→ **Written task**: In the material below, find each line holding the string "xlabel" and copy it.

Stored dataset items
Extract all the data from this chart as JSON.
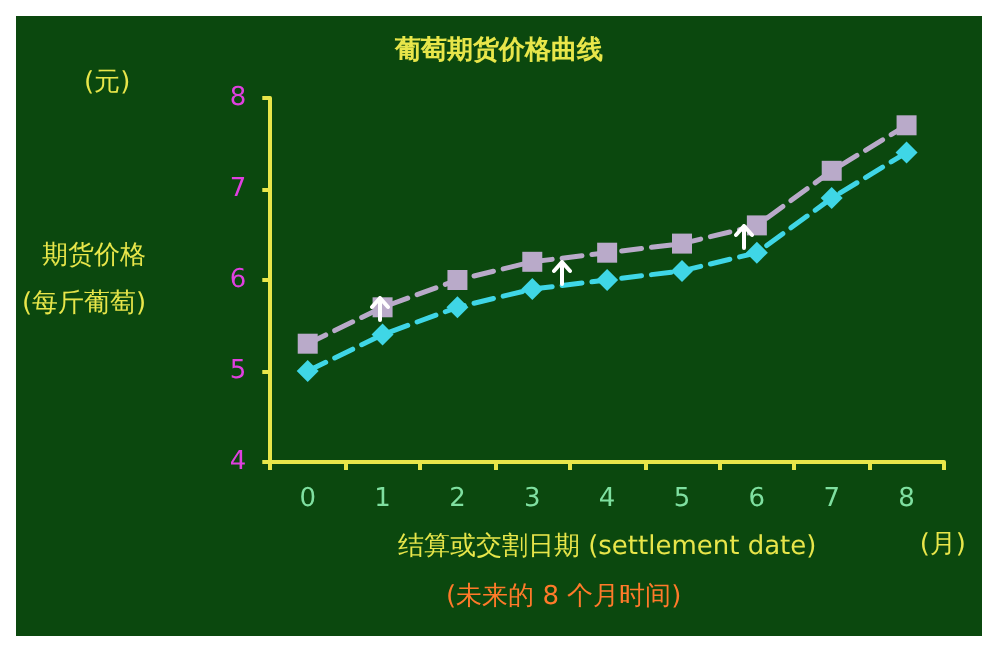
{
  "chart_data": {
    "type": "line",
    "title": "葡萄期货价格曲线",
    "xlabel": "结算或交割日期 (settlement date)",
    "ylabel": "期货价格\n(每斤葡萄)",
    "annotations": [
      "(元)",
      "(月)",
      "(未来的 8 个月时间)"
    ],
    "categories": [
      "0",
      "1",
      "2",
      "3",
      "4",
      "5",
      "6",
      "7",
      "8"
    ],
    "series": [
      {
        "color": "#b9aac9",
        "marker": "square",
        "values": [
          5.3,
          5.7,
          6.0,
          6.2,
          6.3,
          6.4,
          6.6,
          7.2,
          7.7
        ]
      },
      {
        "color": "#3fd6e6",
        "marker": "diamond",
        "values": [
          5.0,
          5.4,
          5.7,
          5.9,
          6.0,
          6.1,
          6.3,
          6.9,
          7.4
        ]
      }
    ],
    "ylim": [
      4,
      8
    ],
    "yticks": [
      4,
      5,
      6,
      7,
      8
    ],
    "grid": false,
    "line_style": "dashed"
  }
}
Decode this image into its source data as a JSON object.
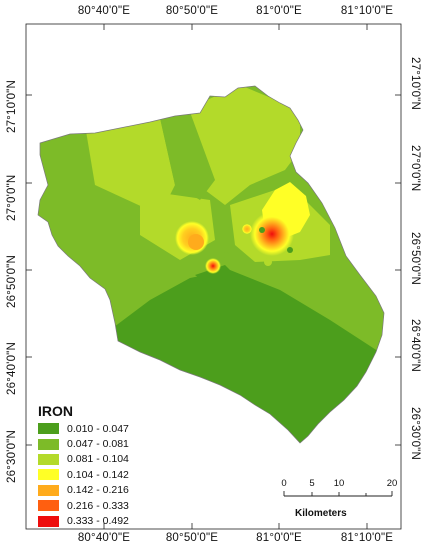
{
  "map": {
    "top_labels": [
      "80°40'0\"E",
      "80°50'0\"E",
      "81°0'0\"E",
      "81°10'0\"E"
    ],
    "bottom_labels": [
      "80°40'0\"E",
      "80°50'0\"E",
      "81°0'0\"E",
      "81°10'0\"E"
    ],
    "left_labels": [
      "27°10'0\"N",
      "27°0'0\"N",
      "26°50'0\"N",
      "26°40'0\"N",
      "26°30'0\"N"
    ],
    "right_labels": [
      "27°10'0\"N",
      "27°0'0\"N",
      "26°50'0\"N",
      "26°40'0\"N",
      "26°30'0\"N"
    ]
  },
  "legend": {
    "title": "IRON",
    "items": [
      {
        "label": "0.010 - 0.047",
        "color": "#4c9e1c"
      },
      {
        "label": "0.047 - 0.081",
        "color": "#7dbb28"
      },
      {
        "label": "0.081 - 0.104",
        "color": "#b3da2a"
      },
      {
        "label": "0.104 - 0.142",
        "color": "#ffff26"
      },
      {
        "label": "0.142 - 0.216",
        "color": "#ffab1c"
      },
      {
        "label": "0.216 - 0.333",
        "color": "#ff5f10"
      },
      {
        "label": "0.333 - 0.492",
        "color": "#ee0d0d"
      }
    ]
  },
  "scale_bar": {
    "ticks": [
      "0",
      "5",
      "10",
      "20"
    ],
    "unit": "Kilometers"
  }
}
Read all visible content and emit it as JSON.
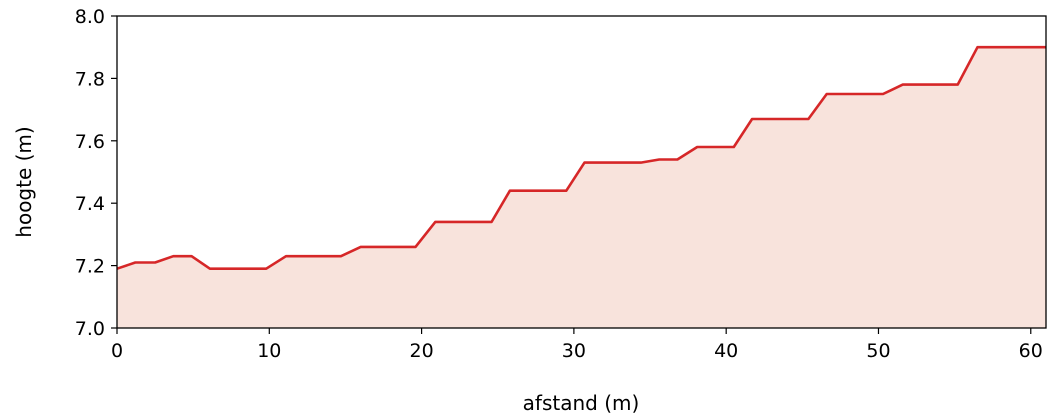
{
  "chart_data": {
    "type": "area",
    "title": "",
    "xlabel": "afstand (m)",
    "ylabel": "hoogte (m)",
    "xlim": [
      0,
      61
    ],
    "ylim": [
      7.0,
      8.0
    ],
    "xticks": [
      "0",
      "10",
      "20",
      "30",
      "40",
      "50",
      "60"
    ],
    "yticks": [
      "7.0",
      "7.2",
      "7.4",
      "7.6",
      "7.8",
      "8.0"
    ],
    "grid": false,
    "line_color": "#d62728",
    "fill_color": "#f8e3dc",
    "series": [
      {
        "x": [
          0,
          1.2,
          2.5,
          3.7,
          4.9,
          6.1,
          7.4,
          8.6,
          9.8,
          11.1,
          12.3,
          13.5,
          14.7,
          16.0,
          17.2,
          18.4,
          19.6,
          20.9,
          22.1,
          23.3,
          24.6,
          25.8,
          27.0,
          28.2,
          29.5,
          30.7,
          31.9,
          33.1,
          34.4,
          35.6,
          36.8,
          38.1,
          39.3,
          40.5,
          41.7,
          43.0,
          44.2,
          45.4,
          46.6,
          47.9,
          49.1,
          50.3,
          51.6,
          52.8,
          54.0,
          55.2,
          56.5,
          57.7,
          58.9,
          60.1,
          61.0
        ],
        "y": [
          7.19,
          7.21,
          7.21,
          7.23,
          7.23,
          7.19,
          7.19,
          7.19,
          7.19,
          7.23,
          7.23,
          7.23,
          7.23,
          7.26,
          7.26,
          7.26,
          7.26,
          7.34,
          7.34,
          7.34,
          7.34,
          7.44,
          7.44,
          7.44,
          7.44,
          7.53,
          7.53,
          7.53,
          7.53,
          7.54,
          7.54,
          7.58,
          7.58,
          7.58,
          7.67,
          7.67,
          7.67,
          7.67,
          7.75,
          7.75,
          7.75,
          7.75,
          7.78,
          7.78,
          7.78,
          7.78,
          7.9,
          7.9,
          7.9,
          7.9,
          7.9
        ]
      }
    ]
  }
}
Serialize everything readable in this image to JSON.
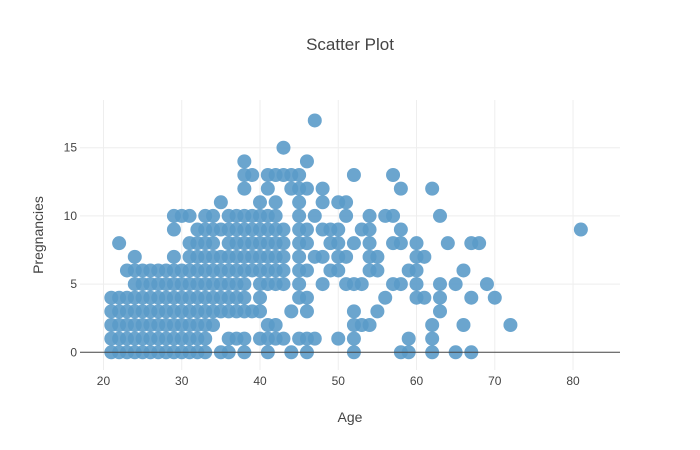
{
  "chart_data": {
    "type": "scatter",
    "title": "Scatter Plot",
    "xlabel": "Age",
    "ylabel": "Pregnancies",
    "xlim": [
      17,
      86
    ],
    "ylim": [
      -1.3,
      18.5
    ],
    "x_ticks": [
      20,
      30,
      40,
      50,
      60,
      70,
      80
    ],
    "y_ticks": [
      0,
      5,
      10,
      15
    ],
    "grid": true,
    "marker_color": "#5b9bc9",
    "series": [
      {
        "points": [
          [
            21,
            0
          ],
          [
            21,
            1
          ],
          [
            21,
            2
          ],
          [
            21,
            3
          ],
          [
            21,
            4
          ],
          [
            22,
            0
          ],
          [
            22,
            1
          ],
          [
            22,
            2
          ],
          [
            22,
            3
          ],
          [
            22,
            4
          ],
          [
            22,
            8
          ],
          [
            23,
            0
          ],
          [
            23,
            1
          ],
          [
            23,
            2
          ],
          [
            23,
            3
          ],
          [
            23,
            4
          ],
          [
            23,
            6
          ],
          [
            24,
            0
          ],
          [
            24,
            1
          ],
          [
            24,
            2
          ],
          [
            24,
            3
          ],
          [
            24,
            4
          ],
          [
            24,
            5
          ],
          [
            24,
            6
          ],
          [
            24,
            7
          ],
          [
            25,
            0
          ],
          [
            25,
            1
          ],
          [
            25,
            2
          ],
          [
            25,
            3
          ],
          [
            25,
            4
          ],
          [
            25,
            5
          ],
          [
            25,
            6
          ],
          [
            26,
            0
          ],
          [
            26,
            1
          ],
          [
            26,
            2
          ],
          [
            26,
            3
          ],
          [
            26,
            4
          ],
          [
            26,
            5
          ],
          [
            26,
            6
          ],
          [
            27,
            0
          ],
          [
            27,
            1
          ],
          [
            27,
            2
          ],
          [
            27,
            3
          ],
          [
            27,
            4
          ],
          [
            27,
            5
          ],
          [
            27,
            6
          ],
          [
            28,
            0
          ],
          [
            28,
            1
          ],
          [
            28,
            2
          ],
          [
            28,
            3
          ],
          [
            28,
            4
          ],
          [
            28,
            5
          ],
          [
            28,
            6
          ],
          [
            29,
            0
          ],
          [
            29,
            1
          ],
          [
            29,
            2
          ],
          [
            29,
            3
          ],
          [
            29,
            4
          ],
          [
            29,
            5
          ],
          [
            29,
            6
          ],
          [
            29,
            7
          ],
          [
            29,
            9
          ],
          [
            29,
            10
          ],
          [
            30,
            0
          ],
          [
            30,
            1
          ],
          [
            30,
            2
          ],
          [
            30,
            3
          ],
          [
            30,
            4
          ],
          [
            30,
            5
          ],
          [
            30,
            6
          ],
          [
            30,
            10
          ],
          [
            31,
            0
          ],
          [
            31,
            1
          ],
          [
            31,
            2
          ],
          [
            31,
            3
          ],
          [
            31,
            4
          ],
          [
            31,
            5
          ],
          [
            31,
            6
          ],
          [
            31,
            7
          ],
          [
            31,
            8
          ],
          [
            31,
            10
          ],
          [
            32,
            0
          ],
          [
            32,
            1
          ],
          [
            32,
            2
          ],
          [
            32,
            3
          ],
          [
            32,
            4
          ],
          [
            32,
            5
          ],
          [
            32,
            6
          ],
          [
            32,
            7
          ],
          [
            32,
            8
          ],
          [
            32,
            9
          ],
          [
            33,
            0
          ],
          [
            33,
            1
          ],
          [
            33,
            2
          ],
          [
            33,
            3
          ],
          [
            33,
            4
          ],
          [
            33,
            5
          ],
          [
            33,
            6
          ],
          [
            33,
            7
          ],
          [
            33,
            8
          ],
          [
            33,
            9
          ],
          [
            33,
            10
          ],
          [
            34,
            2
          ],
          [
            34,
            3
          ],
          [
            34,
            4
          ],
          [
            34,
            5
          ],
          [
            34,
            6
          ],
          [
            34,
            7
          ],
          [
            34,
            8
          ],
          [
            34,
            9
          ],
          [
            34,
            10
          ],
          [
            35,
            0
          ],
          [
            35,
            3
          ],
          [
            35,
            4
          ],
          [
            35,
            5
          ],
          [
            35,
            6
          ],
          [
            35,
            7
          ],
          [
            35,
            9
          ],
          [
            35,
            11
          ],
          [
            36,
            0
          ],
          [
            36,
            1
          ],
          [
            36,
            3
          ],
          [
            36,
            4
          ],
          [
            36,
            5
          ],
          [
            36,
            6
          ],
          [
            36,
            7
          ],
          [
            36,
            8
          ],
          [
            36,
            9
          ],
          [
            36,
            10
          ],
          [
            37,
            1
          ],
          [
            37,
            3
          ],
          [
            37,
            4
          ],
          [
            37,
            5
          ],
          [
            37,
            6
          ],
          [
            37,
            7
          ],
          [
            37,
            8
          ],
          [
            37,
            9
          ],
          [
            37,
            10
          ],
          [
            38,
            0
          ],
          [
            38,
            1
          ],
          [
            38,
            3
          ],
          [
            38,
            4
          ],
          [
            38,
            5
          ],
          [
            38,
            6
          ],
          [
            38,
            7
          ],
          [
            38,
            8
          ],
          [
            38,
            9
          ],
          [
            38,
            10
          ],
          [
            38,
            12
          ],
          [
            38,
            13
          ],
          [
            38,
            14
          ],
          [
            39,
            3
          ],
          [
            39,
            6
          ],
          [
            39,
            7
          ],
          [
            39,
            8
          ],
          [
            39,
            9
          ],
          [
            39,
            10
          ],
          [
            39,
            13
          ],
          [
            40,
            1
          ],
          [
            40,
            3
          ],
          [
            40,
            4
          ],
          [
            40,
            5
          ],
          [
            40,
            6
          ],
          [
            40,
            7
          ],
          [
            40,
            8
          ],
          [
            40,
            9
          ],
          [
            40,
            10
          ],
          [
            40,
            11
          ],
          [
            41,
            0
          ],
          [
            41,
            1
          ],
          [
            41,
            2
          ],
          [
            41,
            5
          ],
          [
            41,
            6
          ],
          [
            41,
            7
          ],
          [
            41,
            8
          ],
          [
            41,
            9
          ],
          [
            41,
            10
          ],
          [
            41,
            12
          ],
          [
            41,
            13
          ],
          [
            42,
            1
          ],
          [
            42,
            2
          ],
          [
            42,
            5
          ],
          [
            42,
            6
          ],
          [
            42,
            7
          ],
          [
            42,
            8
          ],
          [
            42,
            9
          ],
          [
            42,
            10
          ],
          [
            42,
            11
          ],
          [
            42,
            13
          ],
          [
            43,
            1
          ],
          [
            43,
            5
          ],
          [
            43,
            6
          ],
          [
            43,
            7
          ],
          [
            43,
            8
          ],
          [
            43,
            9
          ],
          [
            43,
            13
          ],
          [
            43,
            15
          ],
          [
            44,
            0
          ],
          [
            44,
            3
          ],
          [
            44,
            12
          ],
          [
            44,
            13
          ],
          [
            45,
            1
          ],
          [
            45,
            4
          ],
          [
            45,
            5
          ],
          [
            45,
            6
          ],
          [
            45,
            7
          ],
          [
            45,
            8
          ],
          [
            45,
            9
          ],
          [
            45,
            10
          ],
          [
            45,
            11
          ],
          [
            45,
            12
          ],
          [
            45,
            13
          ],
          [
            46,
            0
          ],
          [
            46,
            1
          ],
          [
            46,
            3
          ],
          [
            46,
            4
          ],
          [
            46,
            6
          ],
          [
            46,
            8
          ],
          [
            46,
            9
          ],
          [
            46,
            12
          ],
          [
            46,
            14
          ],
          [
            47,
            1
          ],
          [
            47,
            7
          ],
          [
            47,
            10
          ],
          [
            47,
            17
          ],
          [
            48,
            5
          ],
          [
            48,
            7
          ],
          [
            48,
            9
          ],
          [
            48,
            11
          ],
          [
            48,
            12
          ],
          [
            49,
            6
          ],
          [
            49,
            8
          ],
          [
            49,
            9
          ],
          [
            50,
            1
          ],
          [
            50,
            6
          ],
          [
            50,
            7
          ],
          [
            50,
            8
          ],
          [
            50,
            9
          ],
          [
            50,
            11
          ],
          [
            51,
            5
          ],
          [
            51,
            7
          ],
          [
            51,
            10
          ],
          [
            51,
            11
          ],
          [
            52,
            0
          ],
          [
            52,
            1
          ],
          [
            52,
            2
          ],
          [
            52,
            3
          ],
          [
            52,
            5
          ],
          [
            52,
            8
          ],
          [
            52,
            13
          ],
          [
            53,
            2
          ],
          [
            53,
            5
          ],
          [
            53,
            9
          ],
          [
            54,
            2
          ],
          [
            54,
            6
          ],
          [
            54,
            7
          ],
          [
            54,
            8
          ],
          [
            54,
            9
          ],
          [
            54,
            10
          ],
          [
            55,
            3
          ],
          [
            55,
            6
          ],
          [
            55,
            7
          ],
          [
            56,
            4
          ],
          [
            56,
            10
          ],
          [
            57,
            5
          ],
          [
            57,
            8
          ],
          [
            57,
            10
          ],
          [
            57,
            13
          ],
          [
            58,
            0
          ],
          [
            58,
            5
          ],
          [
            58,
            8
          ],
          [
            58,
            9
          ],
          [
            58,
            12
          ],
          [
            59,
            0
          ],
          [
            59,
            1
          ],
          [
            59,
            6
          ],
          [
            60,
            4
          ],
          [
            60,
            5
          ],
          [
            60,
            6
          ],
          [
            60,
            7
          ],
          [
            60,
            8
          ],
          [
            61,
            4
          ],
          [
            61,
            7
          ],
          [
            62,
            0
          ],
          [
            62,
            1
          ],
          [
            62,
            2
          ],
          [
            62,
            12
          ],
          [
            63,
            3
          ],
          [
            63,
            4
          ],
          [
            63,
            5
          ],
          [
            63,
            10
          ],
          [
            64,
            8
          ],
          [
            65,
            0
          ],
          [
            65,
            5
          ],
          [
            66,
            2
          ],
          [
            66,
            6
          ],
          [
            67,
            0
          ],
          [
            67,
            4
          ],
          [
            67,
            8
          ],
          [
            68,
            8
          ],
          [
            69,
            5
          ],
          [
            70,
            4
          ],
          [
            72,
            2
          ],
          [
            81,
            9
          ]
        ]
      }
    ]
  }
}
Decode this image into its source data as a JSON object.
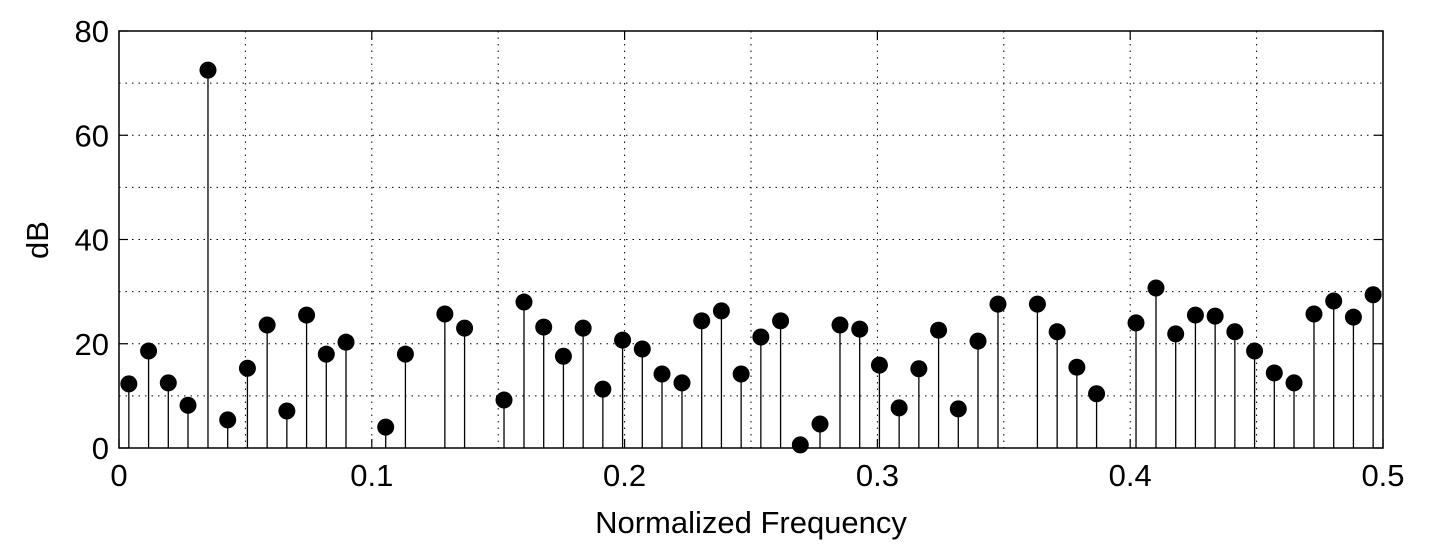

→ **Answer**:
    "xlabel": "结算或交割日期 (settlement date)",
    "xlabel": "afstand (m)",
    "xlabel": "Age",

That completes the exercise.